#### Work to complete:
Write out every entry exactly as given, but omit the pictures.

#### Input material:
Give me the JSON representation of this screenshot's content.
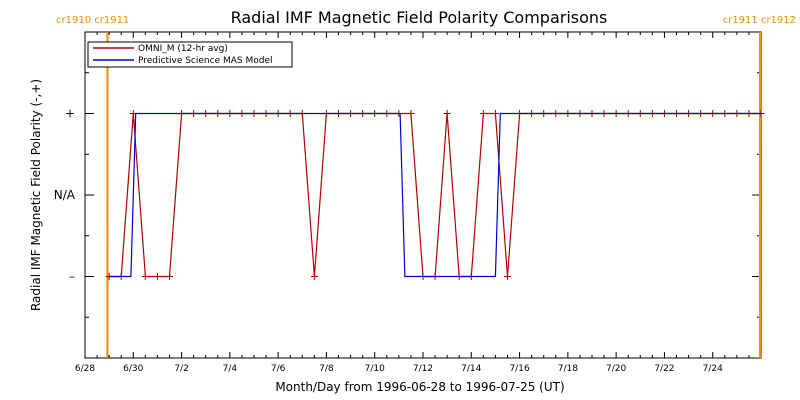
{
  "chart_data": {
    "type": "line",
    "title": "Radial IMF Magnetic Field Polarity Comparisons",
    "xlabel": "Month/Day from 1996-06-28 to 1996-07-25 (UT)",
    "ylabel": "Radial IMF Magnetic Field Polarity (-,+)",
    "x_unit": "day of July 1996 (UT); 0 = 1996-06-30 00:00",
    "xlim": [
      -2,
      26
    ],
    "ylim": [
      -2,
      2
    ],
    "y_ticks": [
      {
        "value": 1,
        "label": "+"
      },
      {
        "value": 0,
        "label": "N/A"
      },
      {
        "value": -1,
        "label": "–"
      }
    ],
    "x_ticks": [
      {
        "value": -2,
        "label": "6/28"
      },
      {
        "value": 0,
        "label": "6/30"
      },
      {
        "value": 2,
        "label": "7/2"
      },
      {
        "value": 4,
        "label": "7/4"
      },
      {
        "value": 6,
        "label": "7/6"
      },
      {
        "value": 8,
        "label": "7/8"
      },
      {
        "value": 10,
        "label": "7/10"
      },
      {
        "value": 12,
        "label": "7/12"
      },
      {
        "value": 14,
        "label": "7/14"
      },
      {
        "value": 16,
        "label": "7/16"
      },
      {
        "value": 18,
        "label": "7/18"
      },
      {
        "value": 20,
        "label": "7/20"
      },
      {
        "value": 22,
        "label": "7/22"
      },
      {
        "value": 24,
        "label": "7/24"
      }
    ],
    "carrington_markers": [
      {
        "x": -1.07,
        "label": "cr1910 cr1911",
        "label_side": "left"
      },
      {
        "x": 25.96,
        "label": "cr1911 cr1912",
        "label_side": "right"
      }
    ],
    "legend_position": "top-left",
    "series": [
      {
        "name": "OMNI_M (12-hr avg)",
        "color": "#b20000",
        "markers": "plus",
        "x": [
          -1.0,
          -0.5,
          0.0,
          0.5,
          1.0,
          1.5,
          2.0,
          2.5,
          3.0,
          3.5,
          4.0,
          4.5,
          5.0,
          5.5,
          6.0,
          6.5,
          7.0,
          7.5,
          8.0,
          8.5,
          9.0,
          9.5,
          10.0,
          10.5,
          11.0,
          11.5,
          12.0,
          12.5,
          13.0,
          13.5,
          14.0,
          14.5,
          15.0,
          15.5,
          16.0,
          16.5,
          17.0,
          17.5,
          18.0,
          18.5,
          19.0,
          19.5,
          20.0,
          20.5,
          21.0,
          21.5,
          22.0,
          22.5,
          23.0,
          23.5,
          24.0,
          24.5,
          25.0,
          25.5,
          26.0
        ],
        "y": [
          -1,
          -1,
          1,
          -1,
          -1,
          -1,
          1,
          1,
          1,
          1,
          1,
          1,
          1,
          1,
          1,
          1,
          1,
          -1,
          1,
          1,
          1,
          1,
          1,
          1,
          1,
          1,
          -1,
          -1,
          1,
          -1,
          -1,
          1,
          1,
          -1,
          1,
          1,
          1,
          1,
          1,
          1,
          1,
          1,
          1,
          1,
          1,
          1,
          1,
          1,
          1,
          1,
          1,
          1,
          1,
          1,
          1
        ]
      },
      {
        "name": "Predictive Science MAS Model",
        "color": "#0000cc",
        "markers": "none",
        "x": [
          -1.0,
          -0.1,
          0.1,
          11.05,
          11.25,
          15.0,
          15.2,
          26.0
        ],
        "y": [
          -1,
          -1,
          1,
          1,
          -1,
          -1,
          1,
          1
        ]
      }
    ]
  }
}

#### Full answer:
Give me the JSON representation of this screenshot's content.
{
  "chart_data": {
    "type": "line",
    "title": "Radial IMF Magnetic Field Polarity Comparisons",
    "xlabel": "Month/Day from 1996-06-28 to 1996-07-25 (UT)",
    "ylabel": "Radial IMF Magnetic Field Polarity (-,+)",
    "x_unit": "day of July 1996 (UT); 0 = 1996-06-30 00:00",
    "xlim": [
      -2,
      26
    ],
    "ylim": [
      -2,
      2
    ],
    "y_ticks": [
      {
        "value": 1,
        "label": "+"
      },
      {
        "value": 0,
        "label": "N/A"
      },
      {
        "value": -1,
        "label": "–"
      }
    ],
    "x_ticks": [
      {
        "value": -2,
        "label": "6/28"
      },
      {
        "value": 0,
        "label": "6/30"
      },
      {
        "value": 2,
        "label": "7/2"
      },
      {
        "value": 4,
        "label": "7/4"
      },
      {
        "value": 6,
        "label": "7/6"
      },
      {
        "value": 8,
        "label": "7/8"
      },
      {
        "value": 10,
        "label": "7/10"
      },
      {
        "value": 12,
        "label": "7/12"
      },
      {
        "value": 14,
        "label": "7/14"
      },
      {
        "value": 16,
        "label": "7/16"
      },
      {
        "value": 18,
        "label": "7/18"
      },
      {
        "value": 20,
        "label": "7/20"
      },
      {
        "value": 22,
        "label": "7/22"
      },
      {
        "value": 24,
        "label": "7/24"
      }
    ],
    "carrington_markers": [
      {
        "x": -1.07,
        "label": "cr1910 cr1911",
        "label_side": "left"
      },
      {
        "x": 25.96,
        "label": "cr1911 cr1912",
        "label_side": "right"
      }
    ],
    "legend_position": "top-left",
    "series": [
      {
        "name": "OMNI_M (12-hr avg)",
        "color": "#b20000",
        "markers": "plus",
        "x": [
          -1.0,
          -0.5,
          0.0,
          0.5,
          1.0,
          1.5,
          2.0,
          2.5,
          3.0,
          3.5,
          4.0,
          4.5,
          5.0,
          5.5,
          6.0,
          6.5,
          7.0,
          7.5,
          8.0,
          8.5,
          9.0,
          9.5,
          10.0,
          10.5,
          11.0,
          11.5,
          12.0,
          12.5,
          13.0,
          13.5,
          14.0,
          14.5,
          15.0,
          15.5,
          16.0,
          16.5,
          17.0,
          17.5,
          18.0,
          18.5,
          19.0,
          19.5,
          20.0,
          20.5,
          21.0,
          21.5,
          22.0,
          22.5,
          23.0,
          23.5,
          24.0,
          24.5,
          25.0,
          25.5,
          26.0
        ],
        "y": [
          -1,
          -1,
          1,
          -1,
          -1,
          -1,
          1,
          1,
          1,
          1,
          1,
          1,
          1,
          1,
          1,
          1,
          1,
          -1,
          1,
          1,
          1,
          1,
          1,
          1,
          1,
          1,
          -1,
          -1,
          1,
          -1,
          -1,
          1,
          1,
          -1,
          1,
          1,
          1,
          1,
          1,
          1,
          1,
          1,
          1,
          1,
          1,
          1,
          1,
          1,
          1,
          1,
          1,
          1,
          1,
          1,
          1
        ]
      },
      {
        "name": "Predictive Science MAS Model",
        "color": "#0000cc",
        "markers": "none",
        "x": [
          -1.0,
          -0.1,
          0.1,
          11.05,
          11.25,
          15.0,
          15.2,
          26.0
        ],
        "y": [
          -1,
          -1,
          1,
          1,
          -1,
          -1,
          1,
          1
        ]
      }
    ]
  }
}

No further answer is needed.